- [Task objective]:
Leave out the pictures, and quote exactly the lines running from the one with "What data populates" through the last line of the entries below.

[Stored data]
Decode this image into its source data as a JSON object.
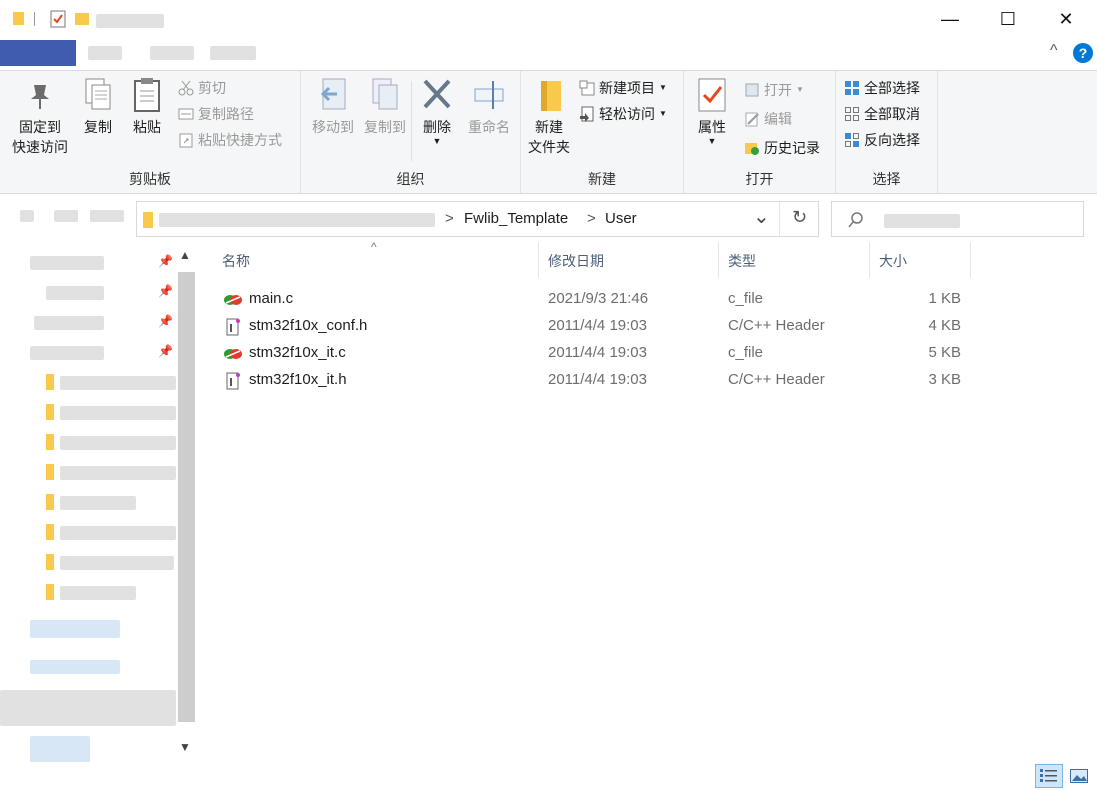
{
  "window": {
    "controls": {
      "minimize": "—",
      "maximize": "☐",
      "close": "✕"
    },
    "help_glyph": "?",
    "collapse_glyph": "^"
  },
  "ribbon": {
    "clipboard": {
      "label": "剪贴板",
      "pin_line1": "固定到",
      "pin_line2": "快速访问",
      "copy": "复制",
      "paste": "粘贴",
      "cut": "剪切",
      "copy_path": "复制路径",
      "paste_shortcut": "粘贴快捷方式"
    },
    "organize": {
      "label": "组织",
      "move_to": "移动到",
      "copy_to": "复制到",
      "delete": "删除",
      "rename": "重命名"
    },
    "new": {
      "label": "新建",
      "new_folder_line1": "新建",
      "new_folder_line2": "文件夹",
      "new_item": "新建项目",
      "easy_access": "轻松访问"
    },
    "open": {
      "label": "打开",
      "properties": "属性",
      "open": "打开",
      "edit": "编辑",
      "history": "历史记录"
    },
    "select": {
      "label": "选择",
      "select_all": "全部选择",
      "select_none": "全部取消",
      "invert": "反向选择"
    }
  },
  "address": {
    "crumbs": [
      "Fwlib_Template",
      "User"
    ],
    "separator": ">",
    "refresh_glyph": "↻",
    "dropdown_glyph": "⌄"
  },
  "columns": {
    "name": "名称",
    "date": "修改日期",
    "type": "类型",
    "size": "大小"
  },
  "files": [
    {
      "name": "main.c",
      "date": "2021/9/3 21:46",
      "type": "c_file",
      "size": "1 KB",
      "icon": "c-file-icon"
    },
    {
      "name": "stm32f10x_conf.h",
      "date": "2011/4/4 19:03",
      "type": "C/C++ Header",
      "size": "4 KB",
      "icon": "header-file-icon"
    },
    {
      "name": "stm32f10x_it.c",
      "date": "2011/4/4 19:03",
      "type": "c_file",
      "size": "5 KB",
      "icon": "c-file-icon"
    },
    {
      "name": "stm32f10x_it.h",
      "date": "2011/4/4 19:03",
      "type": "C/C++ Header",
      "size": "3 KB",
      "icon": "header-file-icon"
    }
  ],
  "colors": {
    "accent": "#0078d7",
    "folder": "#f8c94a",
    "check": "#e8471f"
  }
}
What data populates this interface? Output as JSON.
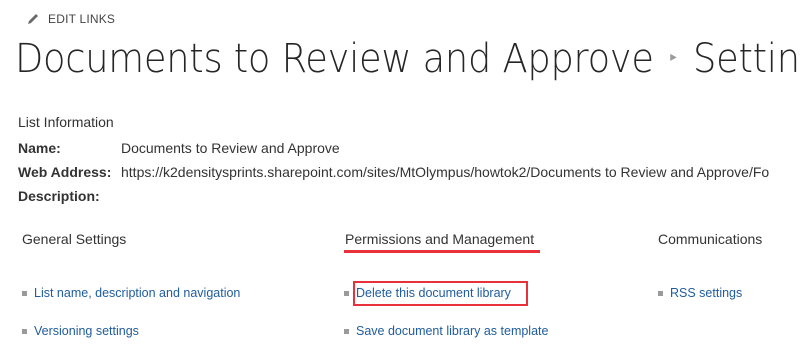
{
  "header": {
    "edit_links_label": "EDIT LINKS",
    "title_primary": "Documents to Review and Approve",
    "title_secondary": "Settings"
  },
  "list_information": {
    "heading": "List Information",
    "name_label": "Name:",
    "name_value": "Documents to Review and Approve",
    "web_address_label": "Web Address:",
    "web_address_value": "https://k2densitysprints.sharepoint.com/sites/MtOlympus/howtok2/Documents to Review and Approve/Fo",
    "description_label": "Description:"
  },
  "sections": {
    "general": {
      "title": "General Settings",
      "links": [
        "List name, description and navigation",
        "Versioning settings"
      ]
    },
    "permissions": {
      "title": "Permissions and Management",
      "links": [
        "Delete this document library",
        "Save document library as template"
      ]
    },
    "communications": {
      "title": "Communications",
      "links": [
        "RSS settings"
      ]
    }
  },
  "colors": {
    "link": "#1f5c9d",
    "highlight": "#e8313b",
    "text": "#333333"
  }
}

- [Right answer]:
What data populates this interface? Output as JSON.
{
  "header": {
    "edit_links_label": "EDIT LINKS",
    "title_primary": "Documents to Review and Approve",
    "title_secondary": "Settings"
  },
  "list_information": {
    "heading": "List Information",
    "name_label": "Name:",
    "name_value": "Documents to Review and Approve",
    "web_address_label": "Web Address:",
    "web_address_value": "https://k2densitysprints.sharepoint.com/sites/MtOlympus/howtok2/Documents to Review and Approve/Fo",
    "description_label": "Description:"
  },
  "sections": {
    "general": {
      "title": "General Settings",
      "links": [
        "List name, description and navigation",
        "Versioning settings"
      ]
    },
    "permissions": {
      "title": "Permissions and Management",
      "links": [
        "Delete this document library",
        "Save document library as template"
      ]
    },
    "communications": {
      "title": "Communications",
      "links": [
        "RSS settings"
      ]
    }
  },
  "colors": {
    "link": "#1f5c9d",
    "highlight": "#e8313b",
    "text": "#333333"
  }
}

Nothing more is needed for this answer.